任务列表
A - 请把单调栈笔记中从“简单粗暴,记录备战过程,持续更新”到“使用单调栈场景是求解下一个大于 xxx或者下一个小于 xxx这种题目。所有当你有这种需求的时候,就应该想到单调栈。”的部分重新写出,并把其中的“单调栈”换成“单调堆栈”。
B - 根据单调栈笔记回答下列问题:
(i) 使用单调栈适合求解哪一类题目?
(ii) 实战1对应的是 leetcode 的哪一道题?
(iii) 示例中栈内元素为[1,2,3,4]时,出栈顺序是什么?

━━ 文本摘录 ━━

简单粗暴,记录备战过程,持续更新
单调栈
是栈的一种类型,但是有些自己的特性; 特性如下:
- 要求栈中的元素是单调递增或者单调递减
pop时元素是递增,即单调递增栈,pop时元素是递减,即单调递减栈
示例:栈内元素(左栈底,右栈顶),[1,2,3,4], 出栈后4,3,2,1, 即单调递增栈;
适用场景
使用单调栈场景是求解下一个大于 xxx或者下一个小于 xxx这种题目。所有当你有这种需求的时候,就应该想到单调栈。
实战
实战1,leetcode 84. 柱状图中最大的矩形
public class Lee0084 {
public static void main(String[] args) {
int[] arr = {2, 3, 5, 6, 1};
System.out.println(largestRectangleArea(arr));
}
public static int largestRectangleArea(int[] heights) {
int ans = 0;
Deque<Integer> stack = new ArrayDeque<>();
// 增加哨兵节点
int[] tmpHeights = new int[heights.length + 1];
for (int i = 0, len = heights.length; i < len; i++) {
tmpHeights[i] = heights[i];
}
tmpHeights[heights.length] = 0;
heights = tmpHeights;
stack.addLast(-1);
for (int i = 0, len = heights.length; i < len; i++) {
// 空 或 大于栈顶,进栈
if (stack.getLast() == -1 || heights[stack.getLast()] < heights[i]) {
stack.addLast(i);
}
// 小于等于,出栈
else {
while ((stack.getLast() > -1 && heights[stack.getLast()] >= heights[i])) {
// 高 乘 宽(右非大于下标 - 左非大于下标 - 1)

━━━
━━ 数据摘录 ━━

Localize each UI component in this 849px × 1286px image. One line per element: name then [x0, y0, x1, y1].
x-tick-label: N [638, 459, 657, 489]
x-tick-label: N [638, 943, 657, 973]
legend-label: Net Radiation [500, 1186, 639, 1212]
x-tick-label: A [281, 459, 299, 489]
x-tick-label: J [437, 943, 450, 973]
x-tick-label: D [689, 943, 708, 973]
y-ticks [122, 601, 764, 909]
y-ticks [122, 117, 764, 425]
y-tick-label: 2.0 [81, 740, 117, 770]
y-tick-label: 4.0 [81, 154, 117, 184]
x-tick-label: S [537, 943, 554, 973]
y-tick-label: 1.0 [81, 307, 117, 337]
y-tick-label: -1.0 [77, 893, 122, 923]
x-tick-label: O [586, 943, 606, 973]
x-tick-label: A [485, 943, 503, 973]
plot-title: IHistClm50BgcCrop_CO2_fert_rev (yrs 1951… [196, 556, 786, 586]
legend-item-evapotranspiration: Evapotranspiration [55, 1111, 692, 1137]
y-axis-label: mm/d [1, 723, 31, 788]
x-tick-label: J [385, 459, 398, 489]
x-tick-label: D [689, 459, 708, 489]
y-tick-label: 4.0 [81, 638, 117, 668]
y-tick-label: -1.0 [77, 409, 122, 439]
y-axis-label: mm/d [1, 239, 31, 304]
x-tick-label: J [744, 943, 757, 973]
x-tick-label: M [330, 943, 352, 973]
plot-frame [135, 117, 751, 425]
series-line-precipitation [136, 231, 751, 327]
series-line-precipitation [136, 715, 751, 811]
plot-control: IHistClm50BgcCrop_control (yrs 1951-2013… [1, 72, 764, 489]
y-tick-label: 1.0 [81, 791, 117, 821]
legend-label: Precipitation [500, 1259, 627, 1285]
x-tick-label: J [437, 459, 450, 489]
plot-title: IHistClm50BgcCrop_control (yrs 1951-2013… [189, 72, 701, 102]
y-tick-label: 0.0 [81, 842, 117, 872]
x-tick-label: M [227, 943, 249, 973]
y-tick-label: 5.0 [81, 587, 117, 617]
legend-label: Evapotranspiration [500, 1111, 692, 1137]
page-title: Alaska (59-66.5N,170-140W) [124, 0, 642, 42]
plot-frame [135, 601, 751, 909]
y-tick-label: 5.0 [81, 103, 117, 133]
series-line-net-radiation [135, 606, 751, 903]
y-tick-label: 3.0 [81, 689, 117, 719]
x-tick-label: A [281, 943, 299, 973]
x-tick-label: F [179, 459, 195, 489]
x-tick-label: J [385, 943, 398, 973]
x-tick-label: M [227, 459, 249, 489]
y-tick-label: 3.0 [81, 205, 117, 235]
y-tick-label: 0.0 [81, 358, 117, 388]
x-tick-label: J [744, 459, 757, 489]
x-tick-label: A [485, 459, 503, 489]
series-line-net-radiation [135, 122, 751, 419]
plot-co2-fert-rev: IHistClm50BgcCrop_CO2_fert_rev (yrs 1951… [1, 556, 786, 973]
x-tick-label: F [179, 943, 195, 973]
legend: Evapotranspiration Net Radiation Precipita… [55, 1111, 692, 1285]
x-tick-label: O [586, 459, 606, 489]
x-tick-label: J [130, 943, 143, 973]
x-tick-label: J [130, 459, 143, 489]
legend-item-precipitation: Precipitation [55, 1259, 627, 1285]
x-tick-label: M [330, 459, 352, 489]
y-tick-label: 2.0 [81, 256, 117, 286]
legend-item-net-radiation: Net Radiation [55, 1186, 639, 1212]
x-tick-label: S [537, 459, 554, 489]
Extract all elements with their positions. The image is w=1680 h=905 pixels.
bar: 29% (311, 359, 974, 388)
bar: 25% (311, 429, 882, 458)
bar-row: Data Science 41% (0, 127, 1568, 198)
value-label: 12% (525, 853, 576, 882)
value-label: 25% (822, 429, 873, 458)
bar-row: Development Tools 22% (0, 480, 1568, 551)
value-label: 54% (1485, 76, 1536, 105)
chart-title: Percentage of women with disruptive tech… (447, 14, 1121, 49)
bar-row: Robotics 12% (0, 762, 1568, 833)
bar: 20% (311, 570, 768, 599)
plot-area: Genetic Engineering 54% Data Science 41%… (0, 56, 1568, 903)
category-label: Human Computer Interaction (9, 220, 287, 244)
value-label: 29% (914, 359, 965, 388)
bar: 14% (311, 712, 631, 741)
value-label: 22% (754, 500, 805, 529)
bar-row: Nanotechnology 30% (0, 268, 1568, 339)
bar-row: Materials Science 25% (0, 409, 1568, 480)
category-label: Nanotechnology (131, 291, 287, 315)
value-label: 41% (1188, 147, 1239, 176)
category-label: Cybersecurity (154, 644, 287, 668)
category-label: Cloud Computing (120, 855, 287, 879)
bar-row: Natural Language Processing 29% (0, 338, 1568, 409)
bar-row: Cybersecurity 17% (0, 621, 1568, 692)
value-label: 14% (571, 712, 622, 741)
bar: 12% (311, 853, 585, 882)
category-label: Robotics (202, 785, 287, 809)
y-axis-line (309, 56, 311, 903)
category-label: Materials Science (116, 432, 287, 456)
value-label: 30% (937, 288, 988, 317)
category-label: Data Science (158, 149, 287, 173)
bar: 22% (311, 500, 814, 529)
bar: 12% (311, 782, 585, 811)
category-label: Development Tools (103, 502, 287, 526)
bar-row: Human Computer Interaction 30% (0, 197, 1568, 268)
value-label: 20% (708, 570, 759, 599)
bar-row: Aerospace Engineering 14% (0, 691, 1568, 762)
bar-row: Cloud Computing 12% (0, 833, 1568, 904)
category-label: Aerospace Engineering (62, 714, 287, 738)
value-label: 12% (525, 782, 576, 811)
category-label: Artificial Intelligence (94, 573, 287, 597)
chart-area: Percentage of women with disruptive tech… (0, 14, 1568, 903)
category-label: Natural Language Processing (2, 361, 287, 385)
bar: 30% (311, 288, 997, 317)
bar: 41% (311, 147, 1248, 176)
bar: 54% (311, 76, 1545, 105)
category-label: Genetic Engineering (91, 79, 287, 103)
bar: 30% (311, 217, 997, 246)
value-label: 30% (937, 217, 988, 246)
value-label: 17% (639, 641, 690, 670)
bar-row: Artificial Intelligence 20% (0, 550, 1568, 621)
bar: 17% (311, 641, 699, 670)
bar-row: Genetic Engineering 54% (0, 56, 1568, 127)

━━━

参考答案
A -
简单粗暴,记录备战过程,持续更新
单调堆栈
是栈的一种类型,但是有些自己的特性; 特性如下:
- 要求栈中的元素是单调递增或者单调递减
pop时元素是递增,即单调递增栈,pop时元素是递减,即单调递减栈
示例:栈内元素(左栈底,右栈顶),[1,2,3,4], 出栈后4,3,2,1, 即单调递增栈;
适用场景
使用单调堆栈场景是求解下一个大于 xxx或者下一个小于 xxx这种题目。所有当你有这种需求的时候,就应该想到单调堆栈。

B -
(i) 求解下一个大于 xxx 或者下一个小于 xxx 这种题目。
(ii) leetcode 84,柱状图中最大的矩形。
(iii) 出栈顺序是4,3,2,1,即单调递增栈。